GOAL =>
According to the abstract on curved liquid-solid interfaces, with what probability do the clusters grow or shrink when the equilibrated system is run in NpT simulations?

TEXT PROVIDED =>
Interfacial free energy and Tolman length of curved liquid-solid interfaces from equilibrium studies

In this work, we study by means of simulations of hard spheres the equilibrium between a spherical solid cluster and the fluid. In the NVT ensemble we observe stable/metastable clusters of the solid phase in equilibrium with the fluid, representing configurations that are global/local minima of the Helmholtz free energy. Then, we run NpT simulations of the equilibrated system at the average pressure of the NVT run and observe that the clusters are critical because they grow/shrink with a probability of 1/2. Therefore, a crystal cluster equilibrated in the NVT ensemble corresponds to a Gibbs free energy maximum where the nucleus is in unstable equilibrium with the surrounding fluid, in accordance with what has been recently shown for vapor bubbles in equilibrium with the liquid. Then, within the Seeding framework, we use Classical Nucleation Theory to obtain both the interfacial free energy {\gamma} and the nucleation rate. The latter is in very good agreement with independent estimates using techniques that do not rely on Classical Nucleation Theory when the mislabeling criterion is used to identify the molecules of the solid cluster. We therefore argue that the radius obtained from the mislabeling criterion provides a good approximation for the radius of tension, Rs. We obtain an estimate of the Tolman length by extrapolating the difference between Re (the Gibbs dividing surface) and Rs to infinite radius. We show that such definition of the Tolman length coincides with that obtained by fitting {\gamma} versus 1/Rs to a straight line as recently applied to hard spheres [Montero de Hijes et al., J. Chem. Phys. 151, 155401, 2019]

DATA PROVIDED =>
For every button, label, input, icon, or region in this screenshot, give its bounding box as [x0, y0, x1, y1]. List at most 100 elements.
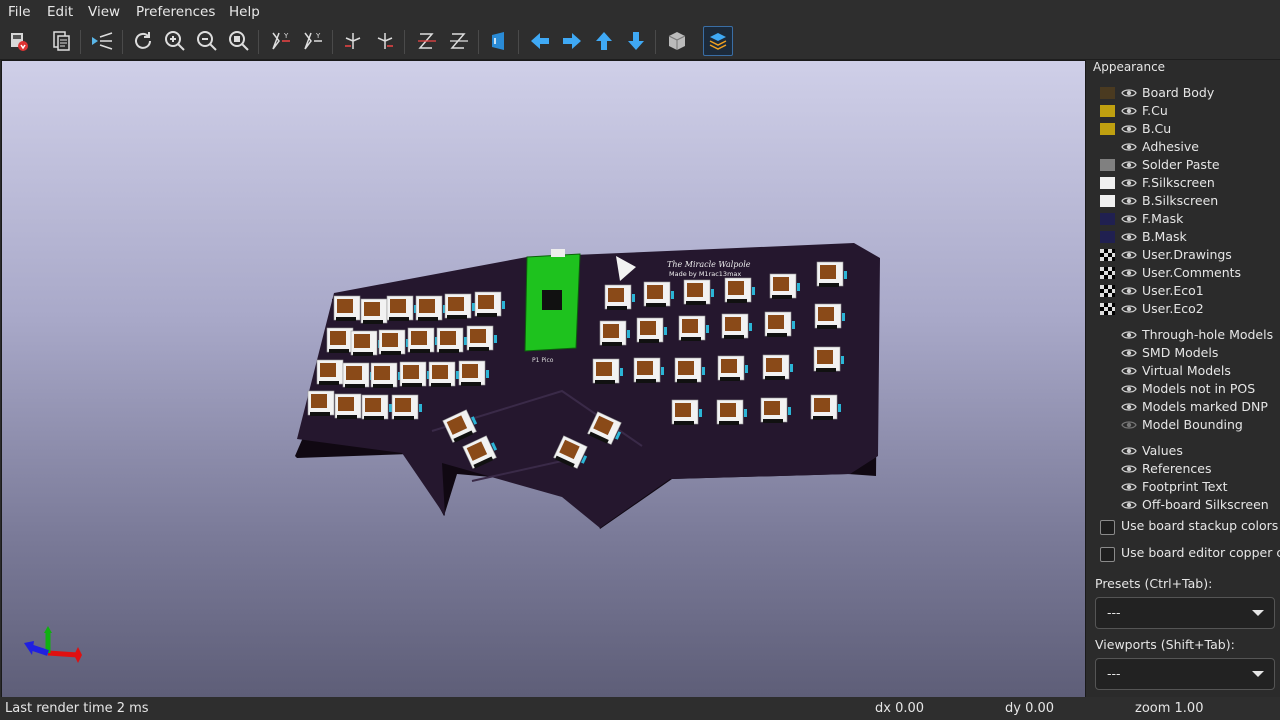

EXERCISE OUTPUT =>
With a probability of 1/2.